→ TEXTO SELECIONADO:

——————————

Ontem, a RTP fazia grande alarde de uma reportagem que falava do desinteresse e do desprezo e dos maus tratos a que são votados os idosos pelas famílias modernas. Nada que me surpreenda, face àquilo que conheço do desconfiado e mal-educado espírito portuguesinho que tanto me irrita. Mas, sem ter visto a reportagem, não consegui deixar de pensar na minha avó materna, a única que na verdade conheci, porque da minha avó paterna, que morreu era eu muito criança, não me recordo, e nunca conheci os meus avôs.
A minha avó materna, após a morte do marido, limitava-se a esperar a morte, sentada numa cadeira da cozinha da minha tia ou num cadeirão da sala. Não tenho ideia de que ela falasse muito. A minha tia tomava conta dela — fazia-lhe a comida, dava-lhe os medicamentos, sem que no entanto isso a impedisse de ter uma vida profissional. Levava-a quando ia de férias para o Algarve, uma vez ou outra pediu-nos que tomássemos conta dela durante alguns dias. A minha avó materna, até morrer, limitava-se a existir. Nunca percebi se tinha a ver com a doença de que sofria (creio que não) ou com aquele luso carácter mórbido de que António Nobre falava, mas sei que a minha mãe, mesmo sabendo que o enfarte que teve há um ano lhe limita um pouco as tarefas que pode fazer, está a ir pelo mesmo caminho.

——————————

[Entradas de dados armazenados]
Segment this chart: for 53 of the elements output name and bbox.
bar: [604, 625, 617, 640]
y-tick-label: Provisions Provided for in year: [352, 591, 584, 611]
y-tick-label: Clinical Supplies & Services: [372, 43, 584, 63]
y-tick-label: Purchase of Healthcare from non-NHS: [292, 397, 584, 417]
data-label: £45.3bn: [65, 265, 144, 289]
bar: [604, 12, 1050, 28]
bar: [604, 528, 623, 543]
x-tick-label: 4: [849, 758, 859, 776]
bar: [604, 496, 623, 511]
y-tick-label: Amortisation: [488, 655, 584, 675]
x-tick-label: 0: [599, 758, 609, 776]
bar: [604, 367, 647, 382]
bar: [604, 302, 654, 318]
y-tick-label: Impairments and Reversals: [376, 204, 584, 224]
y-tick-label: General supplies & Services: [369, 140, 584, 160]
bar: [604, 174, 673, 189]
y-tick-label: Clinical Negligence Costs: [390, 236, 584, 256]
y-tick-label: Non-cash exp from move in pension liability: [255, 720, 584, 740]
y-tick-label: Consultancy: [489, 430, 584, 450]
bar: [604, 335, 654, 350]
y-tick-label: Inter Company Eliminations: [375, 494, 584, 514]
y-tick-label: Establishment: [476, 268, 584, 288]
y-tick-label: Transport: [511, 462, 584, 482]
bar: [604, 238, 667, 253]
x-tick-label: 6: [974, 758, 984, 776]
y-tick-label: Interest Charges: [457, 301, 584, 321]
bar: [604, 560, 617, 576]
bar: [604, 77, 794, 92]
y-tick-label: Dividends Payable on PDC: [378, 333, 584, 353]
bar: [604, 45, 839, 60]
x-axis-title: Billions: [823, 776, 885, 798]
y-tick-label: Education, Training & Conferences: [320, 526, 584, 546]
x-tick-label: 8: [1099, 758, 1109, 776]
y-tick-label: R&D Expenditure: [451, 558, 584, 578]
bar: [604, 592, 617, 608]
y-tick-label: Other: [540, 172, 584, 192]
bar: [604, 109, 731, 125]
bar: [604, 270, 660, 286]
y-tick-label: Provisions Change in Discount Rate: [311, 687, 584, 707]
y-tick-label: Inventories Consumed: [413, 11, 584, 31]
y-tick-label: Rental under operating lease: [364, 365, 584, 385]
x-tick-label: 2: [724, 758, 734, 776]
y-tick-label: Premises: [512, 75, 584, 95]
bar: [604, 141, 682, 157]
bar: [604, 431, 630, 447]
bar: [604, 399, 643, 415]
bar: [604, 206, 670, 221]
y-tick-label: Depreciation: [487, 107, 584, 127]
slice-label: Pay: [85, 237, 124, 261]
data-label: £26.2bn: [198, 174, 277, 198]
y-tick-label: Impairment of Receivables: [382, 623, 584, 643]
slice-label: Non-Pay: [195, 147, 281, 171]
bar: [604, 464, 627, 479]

——————————

→ TAREFA 1:
Responda com base no texto sobre a avó materna:
(a) Que estação de televisão divulgava a reportagem sobre os idosos?
(b) Para onde levava a tia a avó quando ia de férias?
(c) Há quanto tempo teve a mãe o enfarte?
→ TAREFA 2: Retome o texto sobre a avó materna a partir do ponto em que termina.
As linhas acima são material à parte, independente do texto.

→ RESPOSTA 1:
(a) A RTP.
(b) Para o Algarve.
(c) Há um ano.

→ RESPOSTA 2:
A verdade é que me debato muitas vezes com as questões do "ser bom filho/mau filho". Na reportagem que a Time dedicou há algumas semanas à moderna sociedade italiana, creio que era um sociólogo que comentava que em Itália há muitos pais que ainda esperam que os filhos abdiquem da sua vida pessoal para tomarem conta deles na sua velhice, mas que isso era também uma situação profundamente injusta para um filho que se vê assim privado de uma "vida normal" (seja lá isso o que fôr). Claro que não haveria comédia italiana (nem Almodóvar) sem essas famílias opressivas e opressoras. Mas querer ter uma vida pessoal é ser mau filho? Ter a consciência de que por vezes é mais apropriado entregar os nossos pais nas mãos de alguém que sabe cuidar de idosos melhor do que nós e que pode ajudá-los 24 horas por dia, tentar de algum modo melhorar a qualidade de vida deles do que se tomássemos nós conta deles é ser mau filho?
A verdade, mesmo, é que não há respostas fáceis para este tipo de perguntas. Por mim, confesso que gostava que as pessoas não se escondessem atrás de desculpas, mas isso talvez seja pedir demais.